Data entries for graphics

----

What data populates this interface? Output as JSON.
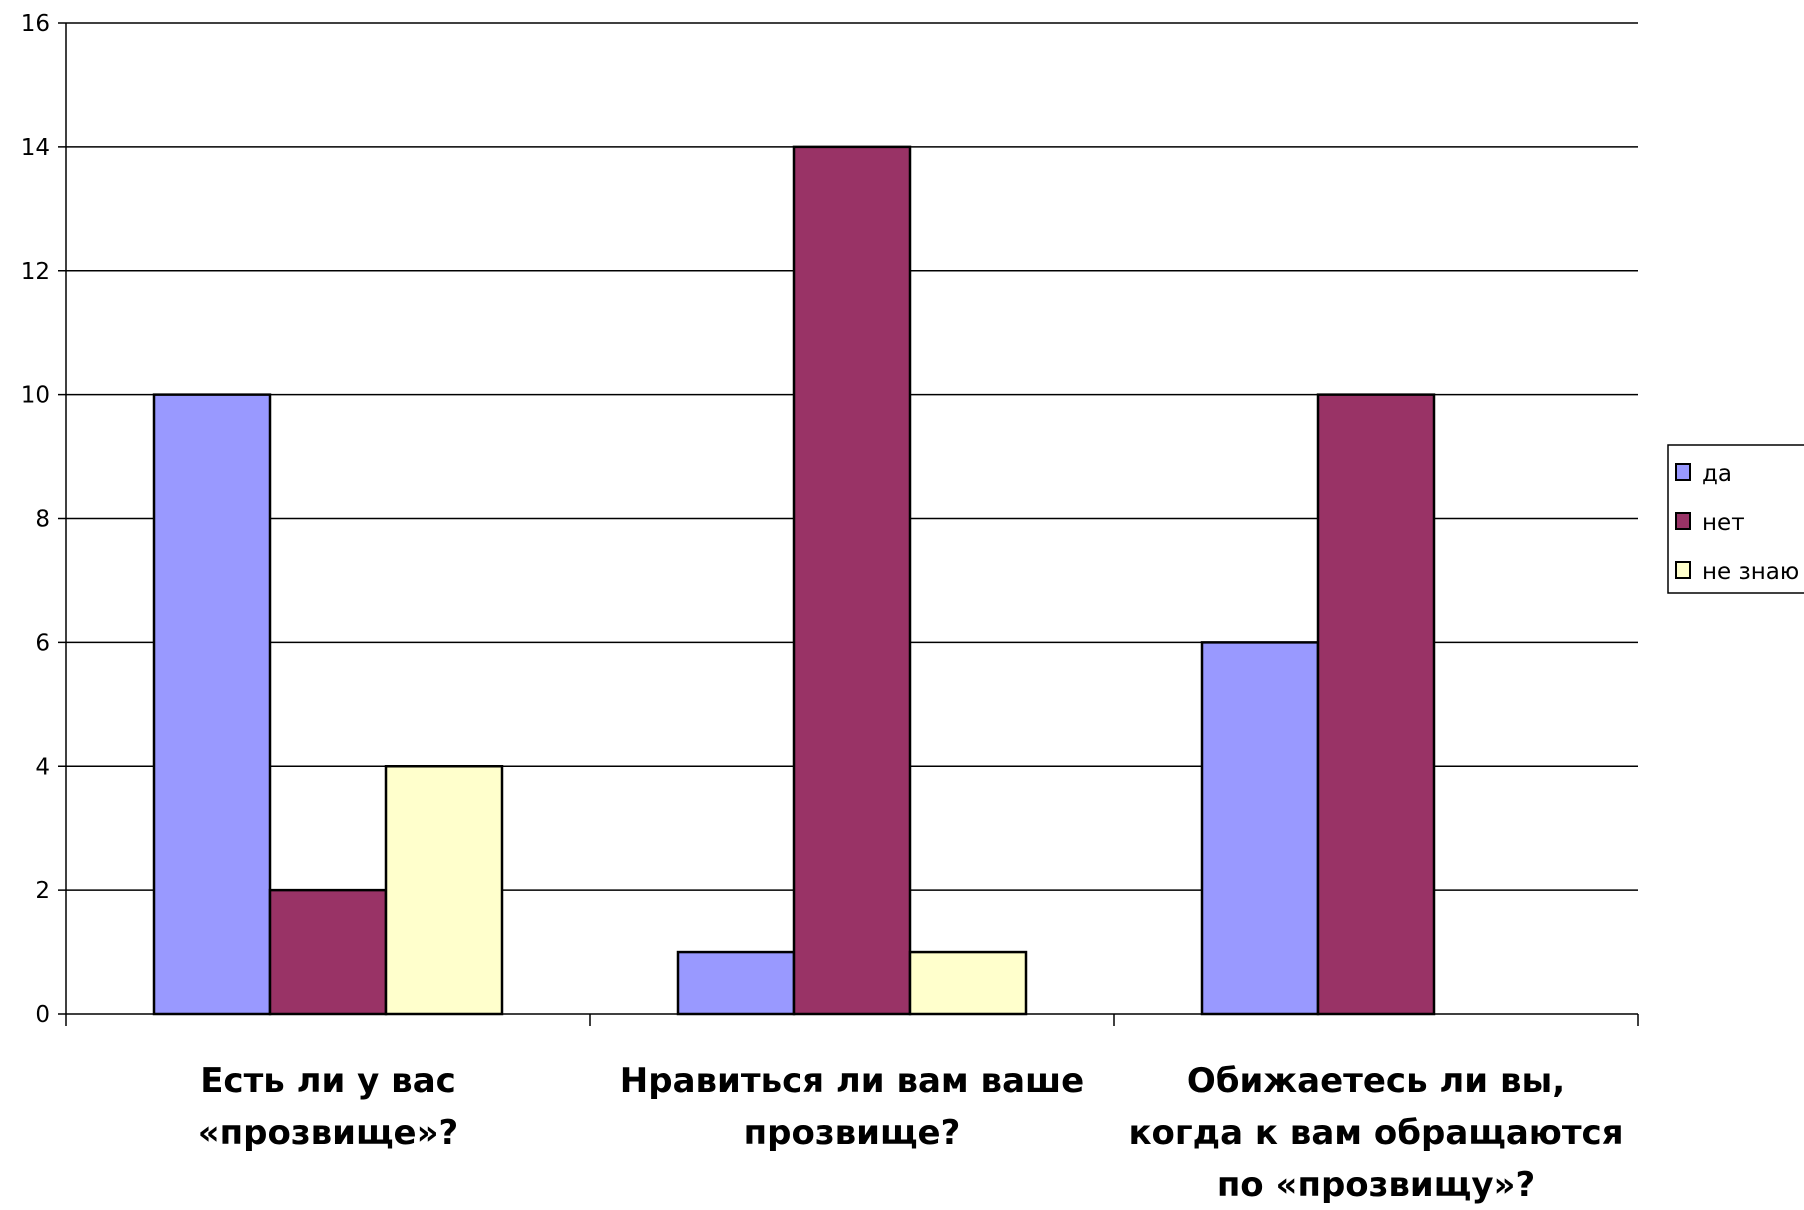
{
  "chart_data": {
    "type": "bar",
    "categories": [
      [
        "Есть ли у вас",
        "«прозвище»?"
      ],
      [
        "Нравиться ли вам ваше",
        "прозвище?"
      ],
      [
        "Обижаетесь ли вы,",
        "когда к вам обращаются",
        "по «прозвищу»?"
      ]
    ],
    "series": [
      {
        "name": "да",
        "values": [
          10,
          1,
          6
        ],
        "color": "#9999ff"
      },
      {
        "name": "нет",
        "values": [
          2,
          14,
          10
        ],
        "color": "#993366"
      },
      {
        "name": "не знаю",
        "values": [
          4,
          1,
          0
        ],
        "color": "#ffffcc"
      }
    ],
    "y_ticks": [
      "0",
      "2",
      "4",
      "6",
      "8",
      "10",
      "12",
      "14",
      "16"
    ],
    "ylim": [
      0,
      16
    ],
    "grid": true,
    "legend_position": "right",
    "title": "",
    "xlabel": "",
    "ylabel": ""
  }
}
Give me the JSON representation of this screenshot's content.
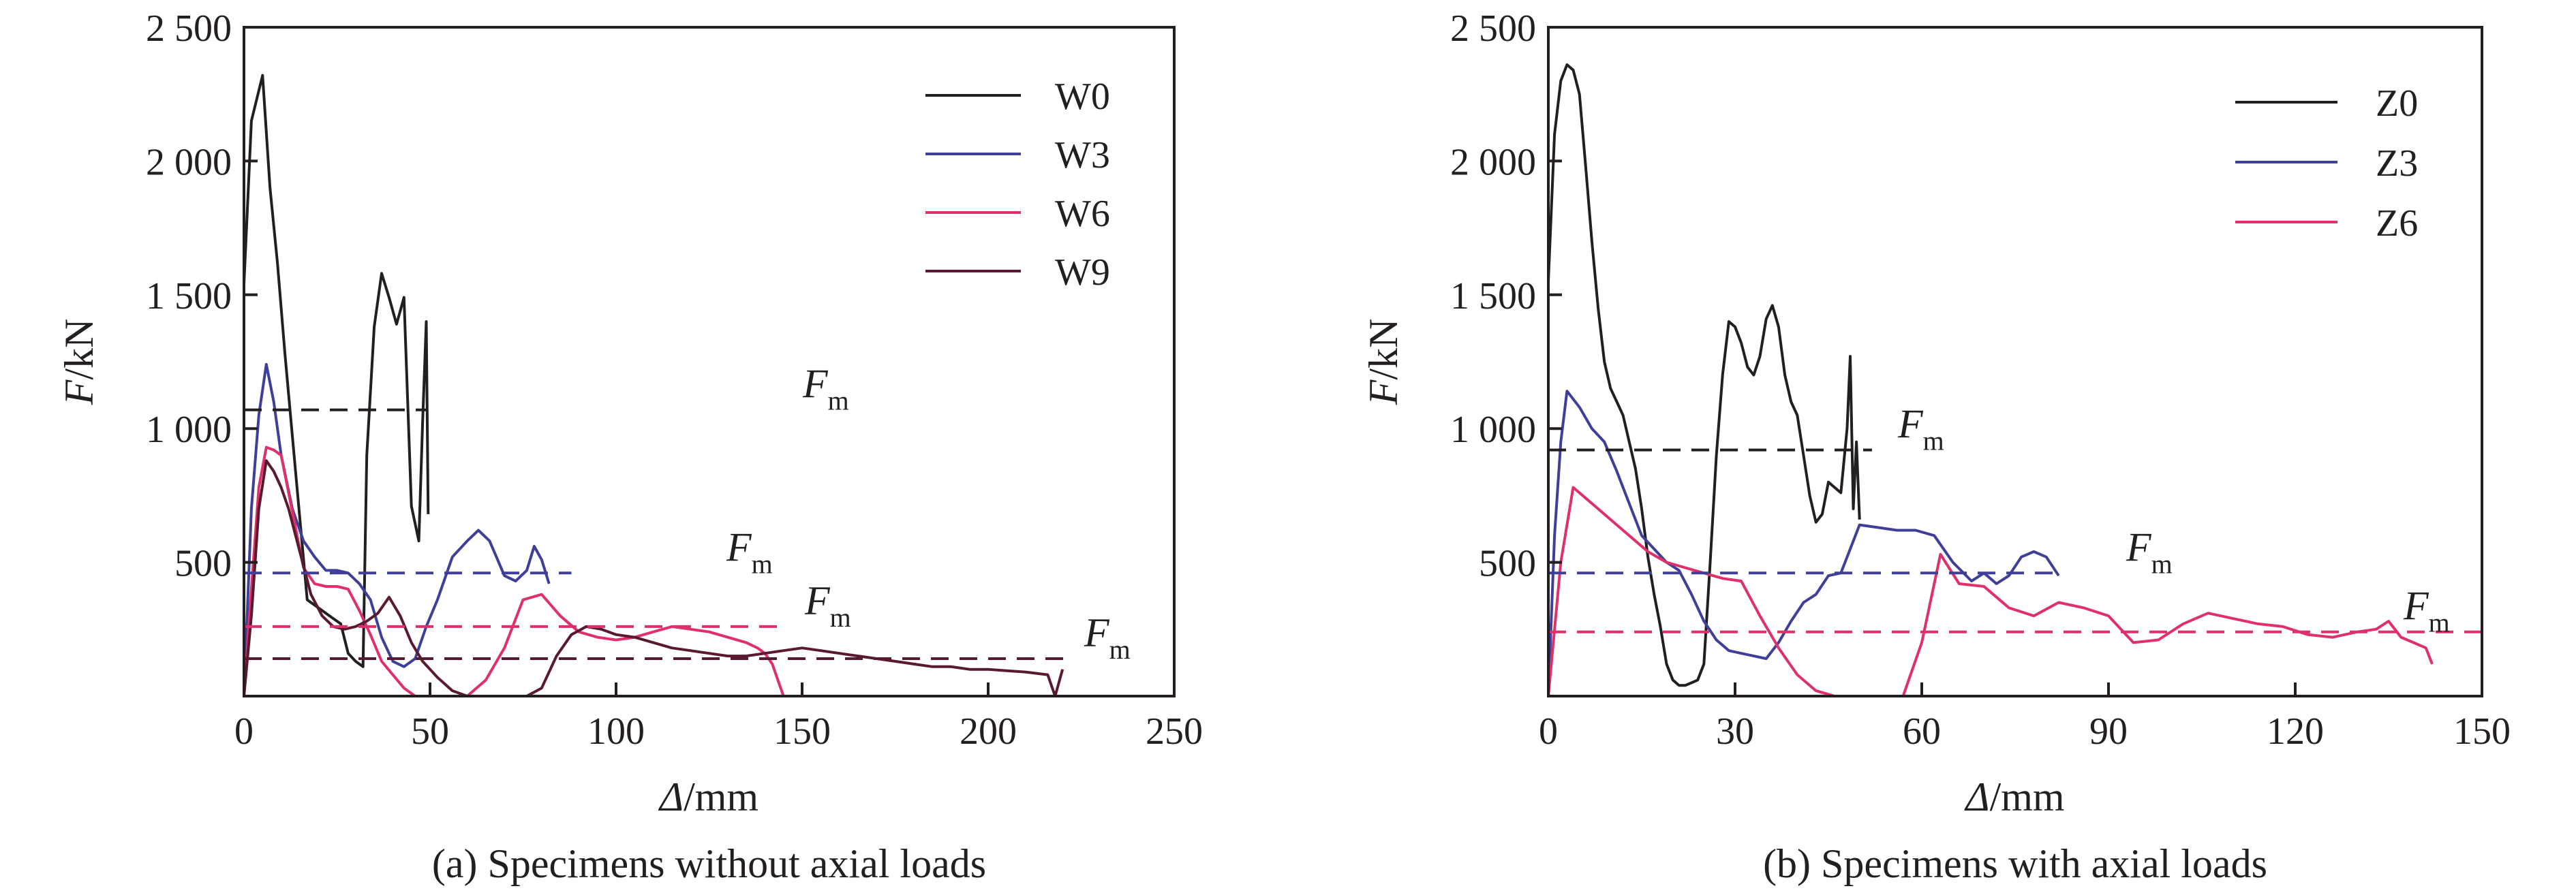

----

Written task – Using the records above, retype everything exactly except the pictures.

Result of this exercise –
What data populates this interface? Output as JSON.
{
  "chart_data": {
    "type": "bar",
    "categories": [
      [
        "Есть ли у вас",
        "«прозвище»?"
      ],
      [
        "Нравиться ли вам ваше",
        "прозвище?"
      ],
      [
        "Обижаетесь ли вы,",
        "когда к вам обращаются",
        "по «прозвищу»?"
      ]
    ],
    "series": [
      {
        "name": "да",
        "values": [
          10,
          1,
          6
        ],
        "color": "#9999ff"
      },
      {
        "name": "нет",
        "values": [
          2,
          14,
          10
        ],
        "color": "#993366"
      },
      {
        "name": "не знаю",
        "values": [
          4,
          1,
          0
        ],
        "color": "#ffffcc"
      }
    ],
    "y_ticks": [
      "0",
      "2",
      "4",
      "6",
      "8",
      "10",
      "12",
      "14",
      "16"
    ],
    "ylim": [
      0,
      16
    ],
    "grid": true,
    "legend_position": "right",
    "title": "",
    "xlabel": "",
    "ylabel": ""
  }
}
Give me the JSON representation of this screenshot's content.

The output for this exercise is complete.